TASK TO COMPLETE |
Repeat the data that follows, word for word, without the images.

[start ENTRIES PROVIDED]

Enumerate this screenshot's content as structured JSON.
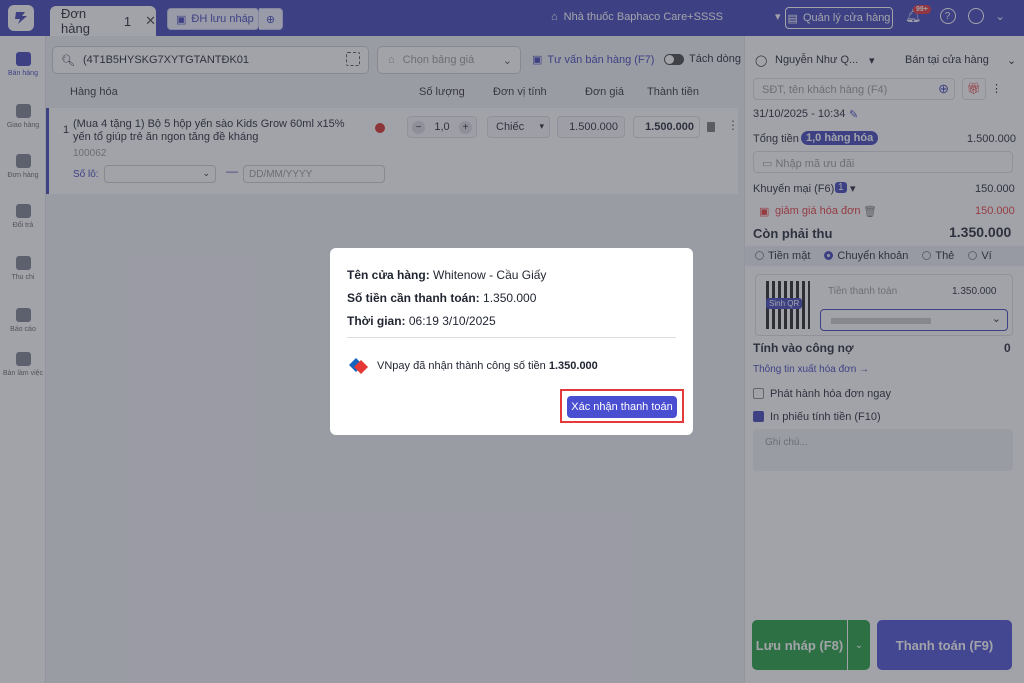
{
  "topbar": {
    "tab_label": "Đơn hàng",
    "tab_count": "1",
    "draft_label": "ĐH lưu nháp",
    "store_name": "Nhà thuốc Baphaco Care+SSSS",
    "manage_label": "Quản lý cửa hàng",
    "notif_badge": "99+"
  },
  "sidebar": {
    "items": [
      {
        "label": "Bán hàng",
        "icon": "cart-icon"
      },
      {
        "label": "Giao hàng",
        "icon": "truck-icon"
      },
      {
        "label": "Đơn hàng",
        "icon": "order-icon"
      },
      {
        "label": "Đổi trả",
        "icon": "return-icon"
      },
      {
        "label": "Thu chi",
        "icon": "cash-icon"
      },
      {
        "label": "Báo cáo",
        "icon": "report-icon"
      },
      {
        "label": "Bàn làm việc",
        "icon": "grid-icon"
      }
    ]
  },
  "toolbar": {
    "search_value": "(4T1B5HYSKG7XYTGTANTĐK01",
    "price_placeholder": "Chọn bảng giá",
    "consult_label": "Tư vấn bán hàng (F7)",
    "split_label": "Tách dòng"
  },
  "table": {
    "headers": [
      "Hàng hóa",
      "Số lượng",
      "Đơn vị tính",
      "Đơn giá",
      "Thành tiền"
    ],
    "rows": [
      {
        "index": "1",
        "name": "(Mua 4 tặng 1) Bộ 5 hộp yến sào Kids Grow 60ml x15% yến tổ giúp trẻ ăn ngon tăng đề kháng",
        "code": "100062",
        "lot_label": "Số lô:",
        "date_placeholder": "DD/MM/YYYY",
        "qty": "1,0",
        "unit": "Chiếc",
        "unit_price": "1.500.000",
        "total": "1.500.000"
      }
    ]
  },
  "right": {
    "staff": "Nguyễn Như Q...",
    "channel": "Bán tại cửa hàng",
    "customer_placeholder": "SĐT, tên khách hàng (F4)",
    "datetime": "31/10/2025 - 10:34",
    "total_label": "Tổng tiền",
    "items_badge": "1,0 hàng hóa",
    "total_value": "1.500.000",
    "coupon_placeholder": "Nhập mã ưu đãi",
    "promo_label": "Khuyến mại (F6)",
    "promo_count": "1",
    "promo_value": "150.000",
    "discount_label": "giảm giá hóa đơn",
    "discount_value": "150.000",
    "due_label": "Còn phải thu",
    "due_value": "1.350.000",
    "pay_methods": [
      "Tiền mặt",
      "Chuyển khoản",
      "Thẻ",
      "Ví"
    ],
    "qr_label": "Sinh QR",
    "pay_amount_label": "Tiền thanh toán",
    "pay_amount_value": "1.350.000",
    "debt_label": "Tính vào công nợ",
    "debt_value": "0",
    "invoice_link": "Thông tin xuất hóa đơn →",
    "issue_invoice": "Phát hành hóa đơn ngay",
    "print_receipt": "In phiếu tính tiền (F10)",
    "note_placeholder": "Ghi chú...",
    "save_draft": "Lưu nháp (F8)",
    "pay_button": "Thanh toán (F9)"
  },
  "modal": {
    "store_label": "Tên cửa hàng:",
    "store_value": "Whitenow - Cầu Giấy",
    "amount_label": "Số tiền cần thanh toán:",
    "amount_value": "1.350.000",
    "time_label": "Thời gian:",
    "time_value": "06:19 3/10/2025",
    "vnpay_msg": "VNpay đã nhận thành công số tiền",
    "vnpay_amount": "1.350.000",
    "confirm_label": "Xác nhận thanh toán"
  },
  "colors": {
    "brand": "#3e44b8",
    "accent": "#4a4ed1",
    "green": "#1f9e3c",
    "red": "#e43a3a"
  }
}
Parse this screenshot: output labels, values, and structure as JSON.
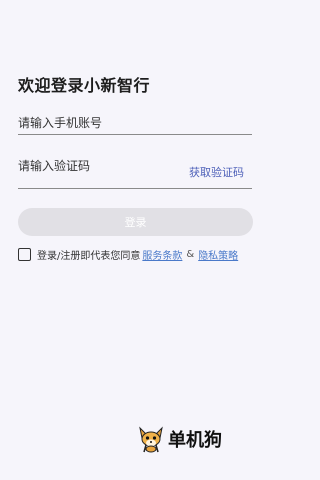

[end ENTRIES PROVIDED]

TASK RESPONSE |
Enumerate this screenshot's content as structured JSON.
{
  "topbar": {
    "tab_label": "Đơn hàng",
    "tab_count": "1",
    "draft_label": "ĐH lưu nháp",
    "store_name": "Nhà thuốc Baphaco Care+SSSS",
    "manage_label": "Quản lý cửa hàng",
    "notif_badge": "99+"
  },
  "sidebar": {
    "items": [
      {
        "label": "Bán hàng",
        "icon": "cart-icon"
      },
      {
        "label": "Giao hàng",
        "icon": "truck-icon"
      },
      {
        "label": "Đơn hàng",
        "icon": "order-icon"
      },
      {
        "label": "Đổi trả",
        "icon": "return-icon"
      },
      {
        "label": "Thu chi",
        "icon": "cash-icon"
      },
      {
        "label": "Báo cáo",
        "icon": "report-icon"
      },
      {
        "label": "Bàn làm việc",
        "icon": "grid-icon"
      }
    ]
  },
  "toolbar": {
    "search_value": "(4T1B5HYSKG7XYTGTANTĐK01",
    "price_placeholder": "Chọn bảng giá",
    "consult_label": "Tư vấn bán hàng (F7)",
    "split_label": "Tách dòng"
  },
  "table": {
    "headers": [
      "Hàng hóa",
      "Số lượng",
      "Đơn vị tính",
      "Đơn giá",
      "Thành tiền"
    ],
    "rows": [
      {
        "index": "1",
        "name": "(Mua 4 tặng 1) Bộ 5 hộp yến sào Kids Grow 60ml x15% yến tổ giúp trẻ ăn ngon tăng đề kháng",
        "code": "100062",
        "lot_label": "Số lô:",
        "date_placeholder": "DD/MM/YYYY",
        "qty": "1,0",
        "unit": "Chiếc",
        "unit_price": "1.500.000",
        "total": "1.500.000"
      }
    ]
  },
  "right": {
    "staff": "Nguyễn Như Q...",
    "channel": "Bán tại cửa hàng",
    "customer_placeholder": "SĐT, tên khách hàng (F4)",
    "datetime": "31/10/2025 - 10:34",
    "total_label": "Tổng tiền",
    "items_badge": "1,0 hàng hóa",
    "total_value": "1.500.000",
    "coupon_placeholder": "Nhập mã ưu đãi",
    "promo_label": "Khuyến mại (F6)",
    "promo_count": "1",
    "promo_value": "150.000",
    "discount_label": "giảm giá hóa đơn",
    "discount_value": "150.000",
    "due_label": "Còn phải thu",
    "due_value": "1.350.000",
    "pay_methods": [
      "Tiền mặt",
      "Chuyển khoản",
      "Thẻ",
      "Ví"
    ],
    "qr_label": "Sinh QR",
    "pay_amount_label": "Tiền thanh toán",
    "pay_amount_value": "1.350.000",
    "debt_label": "Tính vào công nợ",
    "debt_value": "0",
    "invoice_link": "Thông tin xuất hóa đơn →",
    "issue_invoice": "Phát hành hóa đơn ngay",
    "print_receipt": "In phiếu tính tiền (F10)",
    "note_placeholder": "Ghi chú...",
    "save_draft": "Lưu nháp (F8)",
    "pay_button": "Thanh toán (F9)"
  },
  "modal": {
    "store_label": "Tên cửa hàng:",
    "store_value": "Whitenow - Cầu Giấy",
    "amount_label": "Số tiền cần thanh toán:",
    "amount_value": "1.350.000",
    "time_label": "Thời gian:",
    "time_value": "06:19 3/10/2025",
    "vnpay_msg": "VNpay đã nhận thành công số tiền",
    "vnpay_amount": "1.350.000",
    "confirm_label": "Xác nhận thanh toán"
  },
  "colors": {
    "brand": "#3e44b8",
    "accent": "#4a4ed1",
    "green": "#1f9e3c",
    "red": "#e43a3a"
  }
}
Parse this screenshot: output labels, values, and structure as JSON.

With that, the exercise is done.